INSTRUCTION ▸ Copy each line exactly. Leave nothing out.

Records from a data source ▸
::::::::::

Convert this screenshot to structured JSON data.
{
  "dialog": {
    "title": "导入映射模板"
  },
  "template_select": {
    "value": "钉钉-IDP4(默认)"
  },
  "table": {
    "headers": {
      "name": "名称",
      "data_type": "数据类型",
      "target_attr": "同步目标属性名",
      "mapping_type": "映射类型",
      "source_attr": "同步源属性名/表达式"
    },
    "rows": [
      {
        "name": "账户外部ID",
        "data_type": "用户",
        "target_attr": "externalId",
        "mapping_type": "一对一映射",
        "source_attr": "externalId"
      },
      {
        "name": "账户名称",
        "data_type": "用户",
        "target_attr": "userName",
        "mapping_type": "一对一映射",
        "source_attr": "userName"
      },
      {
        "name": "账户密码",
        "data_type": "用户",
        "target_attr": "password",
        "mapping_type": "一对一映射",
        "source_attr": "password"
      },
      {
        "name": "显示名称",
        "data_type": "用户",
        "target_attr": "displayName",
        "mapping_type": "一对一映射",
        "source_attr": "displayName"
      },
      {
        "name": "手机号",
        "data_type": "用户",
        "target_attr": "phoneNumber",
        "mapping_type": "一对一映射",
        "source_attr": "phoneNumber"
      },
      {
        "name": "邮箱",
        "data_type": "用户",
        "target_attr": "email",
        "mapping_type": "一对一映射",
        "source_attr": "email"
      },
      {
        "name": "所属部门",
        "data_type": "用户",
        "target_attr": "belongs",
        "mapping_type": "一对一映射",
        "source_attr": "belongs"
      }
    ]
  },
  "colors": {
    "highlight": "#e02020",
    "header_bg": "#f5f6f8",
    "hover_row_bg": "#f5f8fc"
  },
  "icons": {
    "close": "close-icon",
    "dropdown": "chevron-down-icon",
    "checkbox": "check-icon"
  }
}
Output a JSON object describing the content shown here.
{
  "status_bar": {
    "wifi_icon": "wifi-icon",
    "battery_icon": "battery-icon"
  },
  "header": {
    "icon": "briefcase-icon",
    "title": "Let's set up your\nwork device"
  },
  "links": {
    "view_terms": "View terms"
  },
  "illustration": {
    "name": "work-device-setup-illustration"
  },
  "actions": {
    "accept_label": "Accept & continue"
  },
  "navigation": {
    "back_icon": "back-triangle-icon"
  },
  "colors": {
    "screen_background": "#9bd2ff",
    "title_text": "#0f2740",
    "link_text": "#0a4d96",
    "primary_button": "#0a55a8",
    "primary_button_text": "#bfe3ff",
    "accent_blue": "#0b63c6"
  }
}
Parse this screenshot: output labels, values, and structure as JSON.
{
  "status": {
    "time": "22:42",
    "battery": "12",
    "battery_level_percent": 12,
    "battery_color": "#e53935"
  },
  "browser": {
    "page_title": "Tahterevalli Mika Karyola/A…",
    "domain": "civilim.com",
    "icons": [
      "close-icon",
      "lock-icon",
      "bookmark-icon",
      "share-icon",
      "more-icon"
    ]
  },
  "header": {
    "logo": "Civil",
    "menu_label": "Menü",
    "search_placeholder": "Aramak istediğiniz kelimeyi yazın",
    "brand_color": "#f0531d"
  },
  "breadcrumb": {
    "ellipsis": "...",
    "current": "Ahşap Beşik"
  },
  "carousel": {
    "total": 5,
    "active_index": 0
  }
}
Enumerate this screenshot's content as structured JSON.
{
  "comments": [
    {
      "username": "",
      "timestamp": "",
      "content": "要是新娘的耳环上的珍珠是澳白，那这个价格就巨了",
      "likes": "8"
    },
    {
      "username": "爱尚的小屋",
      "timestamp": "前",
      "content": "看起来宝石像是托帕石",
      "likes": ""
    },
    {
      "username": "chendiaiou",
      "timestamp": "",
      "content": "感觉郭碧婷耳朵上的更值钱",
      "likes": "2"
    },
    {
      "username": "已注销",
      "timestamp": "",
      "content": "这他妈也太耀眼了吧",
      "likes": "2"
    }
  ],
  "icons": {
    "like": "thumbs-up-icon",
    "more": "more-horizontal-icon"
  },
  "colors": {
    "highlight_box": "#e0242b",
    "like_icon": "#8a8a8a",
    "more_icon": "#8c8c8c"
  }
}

::::::::::

RESULT OF THIS TASK ▸
Convert this screenshot to structured JSON data.
{
  "dialog": {
    "title": "导入映射模板"
  },
  "template_select": {
    "value": "钉钉-IDP4(默认)"
  },
  "table": {
    "headers": {
      "name": "名称",
      "data_type": "数据类型",
      "target_attr": "同步目标属性名",
      "mapping_type": "映射类型",
      "source_attr": "同步源属性名/表达式"
    },
    "rows": [
      {
        "name": "账户外部ID",
        "data_type": "用户",
        "target_attr": "externalId",
        "mapping_type": "一对一映射",
        "source_attr": "externalId"
      },
      {
        "name": "账户名称",
        "data_type": "用户",
        "target_attr": "userName",
        "mapping_type": "一对一映射",
        "source_attr": "userName"
      },
      {
        "name": "账户密码",
        "data_type": "用户",
        "target_attr": "password",
        "mapping_type": "一对一映射",
        "source_attr": "password"
      },
      {
        "name": "显示名称",
        "data_type": "用户",
        "target_attr": "displayName",
        "mapping_type": "一对一映射",
        "source_attr": "displayName"
      },
      {
        "name": "手机号",
        "data_type": "用户",
        "target_attr": "phoneNumber",
        "mapping_type": "一对一映射",
        "source_attr": "phoneNumber"
      },
      {
        "name": "邮箱",
        "data_type": "用户",
        "target_attr": "email",
        "mapping_type": "一对一映射",
        "source_attr": "email"
      },
      {
        "name": "所属部门",
        "data_type": "用户",
        "target_attr": "belongs",
        "mapping_type": "一对一映射",
        "source_attr": "belongs"
      }
    ]
  },
  "colors": {
    "highlight": "#e02020",
    "header_bg": "#f5f6f8",
    "hover_row_bg": "#f5f8fc"
  },
  "icons": {
    "close": "close-icon",
    "dropdown": "chevron-down-icon",
    "checkbox": "check-icon"
  }
}
Output a JSON object describing the content shown here.
{
  "status_bar": {
    "wifi_icon": "wifi-icon",
    "battery_icon": "battery-icon"
  },
  "header": {
    "icon": "briefcase-icon",
    "title": "Let's set up your\nwork device"
  },
  "links": {
    "view_terms": "View terms"
  },
  "illustration": {
    "name": "work-device-setup-illustration"
  },
  "actions": {
    "accept_label": "Accept & continue"
  },
  "navigation": {
    "back_icon": "back-triangle-icon"
  },
  "colors": {
    "screen_background": "#9bd2ff",
    "title_text": "#0f2740",
    "link_text": "#0a4d96",
    "primary_button": "#0a55a8",
    "primary_button_text": "#bfe3ff",
    "accent_blue": "#0b63c6"
  }
}
Parse this screenshot: output labels, values, and structure as JSON.
{
  "status": {
    "time": "22:42",
    "battery": "12",
    "battery_level_percent": 12,
    "battery_color": "#e53935"
  },
  "browser": {
    "page_title": "Tahterevalli Mika Karyola/A…",
    "domain": "civilim.com",
    "icons": [
      "close-icon",
      "lock-icon",
      "bookmark-icon",
      "share-icon",
      "more-icon"
    ]
  },
  "header": {
    "logo": "Civil",
    "menu_label": "Menü",
    "search_placeholder": "Aramak istediğiniz kelimeyi yazın",
    "brand_color": "#f0531d"
  },
  "breadcrumb": {
    "ellipsis": "...",
    "current": "Ahşap Beşik"
  },
  "carousel": {
    "total": 5,
    "active_index": 0
  }
}
Enumerate this screenshot's content as structured JSON.
{
  "comments": [
    {
      "username": "",
      "timestamp": "",
      "content": "要是新娘的耳环上的珍珠是澳白，那这个价格就巨了",
      "likes": "8"
    },
    {
      "username": "爱尚的小屋",
      "timestamp": "前",
      "content": "看起来宝石像是托帕石",
      "likes": ""
    },
    {
      "username": "chendiaiou",
      "timestamp": "",
      "content": "感觉郭碧婷耳朵上的更值钱",
      "likes": "2"
    },
    {
      "username": "已注销",
      "timestamp": "",
      "content": "这他妈也太耀眼了吧",
      "likes": "2"
    }
  ],
  "icons": {
    "like": "thumbs-up-icon",
    "more": "more-horizontal-icon"
  },
  "colors": {
    "highlight_box": "#e0242b",
    "like_icon": "#8a8a8a",
    "more_icon": "#8c8c8c"
  }
}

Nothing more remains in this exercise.